◆ **Extracted information**

= = = =

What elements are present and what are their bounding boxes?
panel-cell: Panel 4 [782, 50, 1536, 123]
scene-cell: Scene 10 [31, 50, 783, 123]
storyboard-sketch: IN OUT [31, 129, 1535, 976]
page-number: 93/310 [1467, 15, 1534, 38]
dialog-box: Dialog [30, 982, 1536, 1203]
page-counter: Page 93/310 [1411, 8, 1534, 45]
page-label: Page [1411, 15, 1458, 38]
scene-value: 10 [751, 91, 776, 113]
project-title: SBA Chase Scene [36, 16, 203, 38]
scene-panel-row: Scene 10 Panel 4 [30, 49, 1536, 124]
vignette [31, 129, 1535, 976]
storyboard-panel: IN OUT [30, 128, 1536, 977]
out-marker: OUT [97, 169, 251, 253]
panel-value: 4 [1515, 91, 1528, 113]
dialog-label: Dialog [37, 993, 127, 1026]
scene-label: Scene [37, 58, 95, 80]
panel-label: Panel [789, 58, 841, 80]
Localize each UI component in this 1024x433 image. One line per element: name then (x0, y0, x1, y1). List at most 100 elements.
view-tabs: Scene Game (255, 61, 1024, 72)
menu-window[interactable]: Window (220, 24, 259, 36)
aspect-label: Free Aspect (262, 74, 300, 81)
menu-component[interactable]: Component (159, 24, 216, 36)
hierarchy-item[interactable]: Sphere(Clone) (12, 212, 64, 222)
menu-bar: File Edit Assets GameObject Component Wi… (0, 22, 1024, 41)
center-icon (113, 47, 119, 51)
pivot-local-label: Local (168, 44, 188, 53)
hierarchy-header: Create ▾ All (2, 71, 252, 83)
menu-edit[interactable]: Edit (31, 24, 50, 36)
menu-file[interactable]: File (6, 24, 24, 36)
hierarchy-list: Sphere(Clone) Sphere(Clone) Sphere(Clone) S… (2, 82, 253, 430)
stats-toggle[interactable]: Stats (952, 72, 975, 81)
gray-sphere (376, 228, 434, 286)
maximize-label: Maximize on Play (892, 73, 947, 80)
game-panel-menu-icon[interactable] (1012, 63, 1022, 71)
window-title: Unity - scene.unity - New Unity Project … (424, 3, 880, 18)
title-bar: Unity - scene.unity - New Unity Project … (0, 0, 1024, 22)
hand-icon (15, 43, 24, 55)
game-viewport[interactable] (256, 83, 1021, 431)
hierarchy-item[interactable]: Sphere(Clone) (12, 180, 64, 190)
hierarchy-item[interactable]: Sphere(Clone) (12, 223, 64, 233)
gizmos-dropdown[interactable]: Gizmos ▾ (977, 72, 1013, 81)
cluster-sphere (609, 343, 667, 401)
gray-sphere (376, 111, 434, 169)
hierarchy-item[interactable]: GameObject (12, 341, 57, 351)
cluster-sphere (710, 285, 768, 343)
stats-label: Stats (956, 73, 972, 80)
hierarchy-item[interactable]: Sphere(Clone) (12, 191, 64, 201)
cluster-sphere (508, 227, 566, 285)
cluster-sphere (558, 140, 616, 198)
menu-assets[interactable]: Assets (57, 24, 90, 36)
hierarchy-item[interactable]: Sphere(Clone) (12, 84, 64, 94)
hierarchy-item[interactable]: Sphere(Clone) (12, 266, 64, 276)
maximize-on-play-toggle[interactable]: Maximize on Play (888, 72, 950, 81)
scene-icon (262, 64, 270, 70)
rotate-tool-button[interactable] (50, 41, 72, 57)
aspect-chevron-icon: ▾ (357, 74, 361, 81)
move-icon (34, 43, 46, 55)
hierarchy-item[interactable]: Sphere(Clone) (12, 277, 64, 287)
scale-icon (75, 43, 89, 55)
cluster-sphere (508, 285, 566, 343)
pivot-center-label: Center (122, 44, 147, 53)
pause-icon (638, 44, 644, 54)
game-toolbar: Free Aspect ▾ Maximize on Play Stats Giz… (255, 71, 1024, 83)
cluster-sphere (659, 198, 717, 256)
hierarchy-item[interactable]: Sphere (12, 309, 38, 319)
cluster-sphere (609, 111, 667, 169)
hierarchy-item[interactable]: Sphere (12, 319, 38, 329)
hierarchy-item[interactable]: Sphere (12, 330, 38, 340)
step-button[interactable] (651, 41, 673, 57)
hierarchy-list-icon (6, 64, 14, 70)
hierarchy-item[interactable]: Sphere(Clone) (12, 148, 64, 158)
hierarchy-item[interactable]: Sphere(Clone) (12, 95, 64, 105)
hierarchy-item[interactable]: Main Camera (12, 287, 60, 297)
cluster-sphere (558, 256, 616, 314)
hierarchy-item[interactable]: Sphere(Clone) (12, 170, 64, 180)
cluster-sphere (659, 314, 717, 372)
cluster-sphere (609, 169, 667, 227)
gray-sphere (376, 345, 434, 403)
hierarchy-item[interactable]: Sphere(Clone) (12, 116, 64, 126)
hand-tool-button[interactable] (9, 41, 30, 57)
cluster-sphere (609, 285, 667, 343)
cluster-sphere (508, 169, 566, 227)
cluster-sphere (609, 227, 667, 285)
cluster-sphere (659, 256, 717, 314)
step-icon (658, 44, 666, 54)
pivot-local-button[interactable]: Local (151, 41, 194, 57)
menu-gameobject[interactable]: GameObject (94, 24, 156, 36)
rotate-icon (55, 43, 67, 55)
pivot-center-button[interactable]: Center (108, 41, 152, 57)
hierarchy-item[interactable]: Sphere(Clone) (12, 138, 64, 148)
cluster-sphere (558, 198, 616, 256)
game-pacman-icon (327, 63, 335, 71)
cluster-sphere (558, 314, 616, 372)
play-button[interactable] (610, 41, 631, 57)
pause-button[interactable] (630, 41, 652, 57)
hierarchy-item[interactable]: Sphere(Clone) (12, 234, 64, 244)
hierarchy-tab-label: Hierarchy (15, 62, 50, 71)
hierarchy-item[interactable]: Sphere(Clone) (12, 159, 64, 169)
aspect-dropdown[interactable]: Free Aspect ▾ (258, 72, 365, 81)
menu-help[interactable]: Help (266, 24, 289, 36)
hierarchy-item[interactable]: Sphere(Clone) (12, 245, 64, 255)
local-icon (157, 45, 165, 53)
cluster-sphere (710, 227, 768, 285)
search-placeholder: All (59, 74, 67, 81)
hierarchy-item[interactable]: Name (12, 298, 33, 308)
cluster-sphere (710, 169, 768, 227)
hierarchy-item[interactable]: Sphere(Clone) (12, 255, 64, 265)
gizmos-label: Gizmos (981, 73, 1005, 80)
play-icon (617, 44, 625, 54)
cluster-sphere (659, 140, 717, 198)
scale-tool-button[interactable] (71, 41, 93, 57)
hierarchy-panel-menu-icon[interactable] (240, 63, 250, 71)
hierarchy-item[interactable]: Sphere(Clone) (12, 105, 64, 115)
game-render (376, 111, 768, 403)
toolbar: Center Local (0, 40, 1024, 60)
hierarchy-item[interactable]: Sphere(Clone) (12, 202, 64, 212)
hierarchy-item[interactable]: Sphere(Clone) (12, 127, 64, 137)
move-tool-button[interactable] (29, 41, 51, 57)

= = = =

◆ **Work to be completed**
Reproduce verbatim the material from its first line through the line containing "dialog-box: Dialog [30, 982, 1536, 1203]", including both of those lines.

◆ **The output**
What elements are present and what are their bounding boxes?
panel-cell: Panel 4 [782, 50, 1536, 123]
scene-cell: Scene 10 [31, 50, 783, 123]
storyboard-sketch: IN OUT [31, 129, 1535, 976]
page-number: 93/310 [1467, 15, 1534, 38]
dialog-box: Dialog [30, 982, 1536, 1203]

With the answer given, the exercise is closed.